**WORK TO BE COMPLETED:**
Below is some material; transcribe all of it exactly.

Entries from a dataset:
┏━━

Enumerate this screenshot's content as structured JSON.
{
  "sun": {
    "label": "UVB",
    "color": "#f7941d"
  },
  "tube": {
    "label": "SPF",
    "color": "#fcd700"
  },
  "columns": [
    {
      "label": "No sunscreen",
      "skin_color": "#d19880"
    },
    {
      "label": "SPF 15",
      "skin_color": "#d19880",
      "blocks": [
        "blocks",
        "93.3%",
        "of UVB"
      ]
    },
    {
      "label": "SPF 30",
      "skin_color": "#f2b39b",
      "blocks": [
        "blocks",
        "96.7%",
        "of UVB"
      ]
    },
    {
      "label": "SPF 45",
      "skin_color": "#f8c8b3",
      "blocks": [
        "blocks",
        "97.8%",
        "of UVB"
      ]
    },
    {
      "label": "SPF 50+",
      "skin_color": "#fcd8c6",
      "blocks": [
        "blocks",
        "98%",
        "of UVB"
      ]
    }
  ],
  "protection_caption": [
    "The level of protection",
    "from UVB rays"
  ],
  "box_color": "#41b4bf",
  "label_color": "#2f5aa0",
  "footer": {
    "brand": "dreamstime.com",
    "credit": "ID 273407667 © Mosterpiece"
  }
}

┗━━

**RESPONSE:**
Enumerate this screenshot's content as structured JSON.
{
  "sun": {
    "label": "UVB",
    "color": "#f7941d"
  },
  "tube": {
    "label": "SPF",
    "color": "#fcd700"
  },
  "columns": [
    {
      "label": "No sunscreen",
      "skin_color": "#d19880"
    },
    {
      "label": "SPF 15",
      "skin_color": "#d19880",
      "blocks": [
        "blocks",
        "93.3%",
        "of UVB"
      ]
    },
    {
      "label": "SPF 30",
      "skin_color": "#f2b39b",
      "blocks": [
        "blocks",
        "96.7%",
        "of UVB"
      ]
    },
    {
      "label": "SPF 45",
      "skin_color": "#f8c8b3",
      "blocks": [
        "blocks",
        "97.8%",
        "of UVB"
      ]
    },
    {
      "label": "SPF 50+",
      "skin_color": "#fcd8c6",
      "blocks": [
        "blocks",
        "98%",
        "of UVB"
      ]
    }
  ],
  "protection_caption": [
    "The level of protection",
    "from UVB rays"
  ],
  "box_color": "#41b4bf",
  "label_color": "#2f5aa0",
  "footer": {
    "brand": "dreamstime.com",
    "credit": "ID 273407667 © Mosterpiece"
  }
}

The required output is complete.